• _Directions_:
Change every occurrence of "category-color-dot" to "category-swatch" in the items below, and leave all other text as it is.
*****
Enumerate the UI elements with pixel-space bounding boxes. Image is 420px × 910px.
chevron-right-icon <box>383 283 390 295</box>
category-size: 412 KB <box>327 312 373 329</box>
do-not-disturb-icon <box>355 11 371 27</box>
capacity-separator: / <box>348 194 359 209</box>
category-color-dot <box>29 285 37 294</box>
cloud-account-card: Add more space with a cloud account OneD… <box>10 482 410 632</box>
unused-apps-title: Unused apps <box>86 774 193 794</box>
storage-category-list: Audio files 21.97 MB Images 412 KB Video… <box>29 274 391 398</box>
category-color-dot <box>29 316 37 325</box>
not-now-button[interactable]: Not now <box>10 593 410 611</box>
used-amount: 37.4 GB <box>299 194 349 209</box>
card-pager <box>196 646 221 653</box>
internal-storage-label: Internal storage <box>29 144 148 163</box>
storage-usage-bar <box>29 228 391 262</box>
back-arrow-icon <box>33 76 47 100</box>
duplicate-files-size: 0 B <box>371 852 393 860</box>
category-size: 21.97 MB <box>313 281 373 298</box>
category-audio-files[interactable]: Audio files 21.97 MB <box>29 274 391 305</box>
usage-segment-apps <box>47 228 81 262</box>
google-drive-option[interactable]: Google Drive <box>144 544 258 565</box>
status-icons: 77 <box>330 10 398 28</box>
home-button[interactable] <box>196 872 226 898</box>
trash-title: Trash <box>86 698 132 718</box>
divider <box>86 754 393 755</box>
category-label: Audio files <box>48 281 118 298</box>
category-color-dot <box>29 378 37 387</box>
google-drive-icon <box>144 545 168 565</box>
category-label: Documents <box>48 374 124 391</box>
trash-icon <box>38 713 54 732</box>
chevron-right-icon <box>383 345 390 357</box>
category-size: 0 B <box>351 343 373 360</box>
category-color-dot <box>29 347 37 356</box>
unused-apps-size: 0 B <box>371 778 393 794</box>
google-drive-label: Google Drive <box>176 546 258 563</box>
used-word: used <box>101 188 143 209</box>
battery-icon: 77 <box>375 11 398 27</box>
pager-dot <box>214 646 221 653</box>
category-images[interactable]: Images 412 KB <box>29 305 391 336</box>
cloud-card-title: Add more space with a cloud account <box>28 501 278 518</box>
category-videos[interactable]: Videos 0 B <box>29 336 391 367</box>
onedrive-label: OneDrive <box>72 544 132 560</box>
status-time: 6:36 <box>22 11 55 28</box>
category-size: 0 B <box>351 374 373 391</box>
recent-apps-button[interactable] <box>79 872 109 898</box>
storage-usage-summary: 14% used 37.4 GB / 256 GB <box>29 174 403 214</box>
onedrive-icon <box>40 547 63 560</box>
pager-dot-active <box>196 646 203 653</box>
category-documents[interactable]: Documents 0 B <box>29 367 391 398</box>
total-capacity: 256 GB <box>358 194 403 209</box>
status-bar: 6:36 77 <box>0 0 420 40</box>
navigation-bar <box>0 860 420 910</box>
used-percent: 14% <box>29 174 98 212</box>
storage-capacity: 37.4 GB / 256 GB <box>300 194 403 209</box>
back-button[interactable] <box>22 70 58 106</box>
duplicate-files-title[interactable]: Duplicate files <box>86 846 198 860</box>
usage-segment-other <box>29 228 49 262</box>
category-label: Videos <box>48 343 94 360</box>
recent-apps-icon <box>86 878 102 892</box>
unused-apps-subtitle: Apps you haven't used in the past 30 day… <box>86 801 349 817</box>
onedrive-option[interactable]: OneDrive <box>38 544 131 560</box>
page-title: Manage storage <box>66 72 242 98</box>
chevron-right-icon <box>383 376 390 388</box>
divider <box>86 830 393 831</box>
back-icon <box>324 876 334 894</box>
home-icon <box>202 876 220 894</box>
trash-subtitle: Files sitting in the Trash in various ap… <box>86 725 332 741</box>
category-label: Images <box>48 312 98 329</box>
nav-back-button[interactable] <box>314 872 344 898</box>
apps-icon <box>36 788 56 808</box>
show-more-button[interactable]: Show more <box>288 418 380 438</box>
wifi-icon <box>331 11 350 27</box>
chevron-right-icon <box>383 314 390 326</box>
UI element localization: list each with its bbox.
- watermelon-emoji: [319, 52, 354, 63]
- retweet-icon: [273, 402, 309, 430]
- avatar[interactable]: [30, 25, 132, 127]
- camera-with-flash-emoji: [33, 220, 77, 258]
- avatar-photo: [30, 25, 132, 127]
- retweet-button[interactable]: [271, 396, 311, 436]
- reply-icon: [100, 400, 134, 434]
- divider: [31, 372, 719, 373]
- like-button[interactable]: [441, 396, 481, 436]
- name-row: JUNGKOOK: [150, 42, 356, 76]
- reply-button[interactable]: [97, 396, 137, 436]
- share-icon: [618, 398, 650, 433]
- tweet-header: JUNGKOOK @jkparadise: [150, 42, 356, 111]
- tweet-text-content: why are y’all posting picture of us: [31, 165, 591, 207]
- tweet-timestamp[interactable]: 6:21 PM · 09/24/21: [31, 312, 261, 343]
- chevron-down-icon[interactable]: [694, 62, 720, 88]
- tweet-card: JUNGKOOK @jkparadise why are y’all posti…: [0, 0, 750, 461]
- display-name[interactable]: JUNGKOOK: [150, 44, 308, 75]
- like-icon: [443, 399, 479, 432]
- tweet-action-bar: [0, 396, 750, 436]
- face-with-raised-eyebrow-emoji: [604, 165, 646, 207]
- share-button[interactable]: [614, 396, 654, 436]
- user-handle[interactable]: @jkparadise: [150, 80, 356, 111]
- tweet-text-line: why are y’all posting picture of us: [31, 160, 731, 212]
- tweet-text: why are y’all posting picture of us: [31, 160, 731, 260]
*****
• _Problem solution_:
Enumerate the UI elements with pixel-space bounding boxes. Image is 420px × 910px.
chevron-right-icon <box>383 283 390 295</box>
category-size: 412 KB <box>327 312 373 329</box>
do-not-disturb-icon <box>355 11 371 27</box>
capacity-separator: / <box>348 194 359 209</box>
category-swatch <box>29 285 37 294</box>
cloud-account-card: Add more space with a cloud account OneD… <box>10 482 410 632</box>
unused-apps-title: Unused apps <box>86 774 193 794</box>
storage-category-list: Audio files 21.97 MB Images 412 KB Video… <box>29 274 391 398</box>
category-swatch <box>29 316 37 325</box>
not-now-button[interactable]: Not now <box>10 593 410 611</box>
used-amount: 37.4 GB <box>299 194 349 209</box>
card-pager <box>196 646 221 653</box>
internal-storage-label: Internal storage <box>29 144 148 163</box>
storage-usage-bar <box>29 228 391 262</box>
back-arrow-icon <box>33 76 47 100</box>
duplicate-files-size: 0 B <box>371 852 393 860</box>
category-size: 21.97 MB <box>313 281 373 298</box>
category-audio-files[interactable]: Audio files 21.97 MB <box>29 274 391 305</box>
usage-segment-apps <box>47 228 81 262</box>
google-drive-option[interactable]: Google Drive <box>144 544 258 565</box>
status-icons: 77 <box>330 10 398 28</box>
home-button[interactable] <box>196 872 226 898</box>
trash-title: Trash <box>86 698 132 718</box>
divider <box>86 754 393 755</box>
category-label: Audio files <box>48 281 118 298</box>
category-swatch <box>29 378 37 387</box>
google-drive-icon <box>144 545 168 565</box>
category-label: Documents <box>48 374 124 391</box>
trash-icon <box>38 713 54 732</box>
chevron-right-icon <box>383 345 390 357</box>
category-size: 0 B <box>351 343 373 360</box>
category-swatch <box>29 347 37 356</box>
unused-apps-size: 0 B <box>371 778 393 794</box>
google-drive-label: Google Drive <box>176 546 258 563</box>
used-word: used <box>101 188 143 209</box>
battery-icon: 77 <box>375 11 398 27</box>
pager-dot <box>214 646 221 653</box>
category-images[interactable]: Images 412 KB <box>29 305 391 336</box>
cloud-card-title: Add more space with a cloud account <box>28 501 278 518</box>
category-videos[interactable]: Videos 0 B <box>29 336 391 367</box>
onedrive-label: OneDrive <box>72 544 132 560</box>
status-time: 6:36 <box>22 11 55 28</box>
category-size: 0 B <box>351 374 373 391</box>
recent-apps-button[interactable] <box>79 872 109 898</box>
storage-usage-summary: 14% used 37.4 GB / 256 GB <box>29 174 403 214</box>
onedrive-icon <box>40 547 63 560</box>
pager-dot-active <box>196 646 203 653</box>
category-documents[interactable]: Documents 0 B <box>29 367 391 398</box>
total-capacity: 256 GB <box>358 194 403 209</box>
status-bar: 6:36 77 <box>0 0 420 40</box>
navigation-bar <box>0 860 420 910</box>
used-percent: 14% <box>29 174 98 212</box>
storage-capacity: 37.4 GB / 256 GB <box>300 194 403 209</box>
back-button[interactable] <box>22 70 58 106</box>
duplicate-files-title[interactable]: Duplicate files <box>86 846 198 860</box>
usage-segment-other <box>29 228 49 262</box>
category-label: Videos <box>48 343 94 360</box>
recent-apps-icon <box>86 878 102 892</box>
unused-apps-subtitle: Apps you haven't used in the past 30 day… <box>86 801 349 817</box>
onedrive-option[interactable]: OneDrive <box>38 544 131 560</box>
page-title: Manage storage <box>66 72 242 98</box>
chevron-right-icon <box>383 376 390 388</box>
divider <box>86 830 393 831</box>
back-icon <box>324 876 334 894</box>
home-icon <box>202 876 220 894</box>
trash-subtitle: Files sitting in the Trash in various ap… <box>86 725 332 741</box>
category-label: Images <box>48 312 98 329</box>
nav-back-button[interactable] <box>314 872 344 898</box>
apps-icon <box>36 788 56 808</box>
show-more-button[interactable]: Show more <box>288 418 380 438</box>
wifi-icon <box>331 11 350 27</box>
chevron-right-icon <box>383 314 390 326</box>
UI element localization: list each with its bbox.
- watermelon-emoji: [319, 52, 354, 63]
- retweet-icon: [273, 402, 309, 430]
- avatar[interactable]: [30, 25, 132, 127]
- camera-with-flash-emoji: [33, 220, 77, 258]
- avatar-photo: [30, 25, 132, 127]
- retweet-button[interactable]: [271, 396, 311, 436]
- reply-icon: [100, 400, 134, 434]
- divider: [31, 372, 719, 373]
- like-button[interactable]: [441, 396, 481, 436]
- name-row: JUNGKOOK: [150, 42, 356, 76]
- reply-button[interactable]: [97, 396, 137, 436]
- share-icon: [618, 398, 650, 433]
- tweet-header: JUNGKOOK @jkparadise: [150, 42, 356, 111]
- tweet-text-content: why are y’all posting picture of us: [31, 165, 591, 207]
- tweet-timestamp[interactable]: 6:21 PM · 09/24/21: [31, 312, 261, 343]
- chevron-down-icon[interactable]: [694, 62, 720, 88]
- tweet-card: JUNGKOOK @jkparadise why are y’all posti…: [0, 0, 750, 461]
- display-name[interactable]: JUNGKOOK: [150, 44, 308, 75]
- like-icon: [443, 399, 479, 432]
- tweet-action-bar: [0, 396, 750, 436]
- face-with-raised-eyebrow-emoji: [604, 165, 646, 207]
- share-button[interactable]: [614, 396, 654, 436]
- user-handle[interactable]: @jkparadise: [150, 80, 356, 111]
- tweet-text-line: why are y’all posting picture of us: [31, 160, 731, 212]
- tweet-text: why are y’all posting picture of us: [31, 160, 731, 260]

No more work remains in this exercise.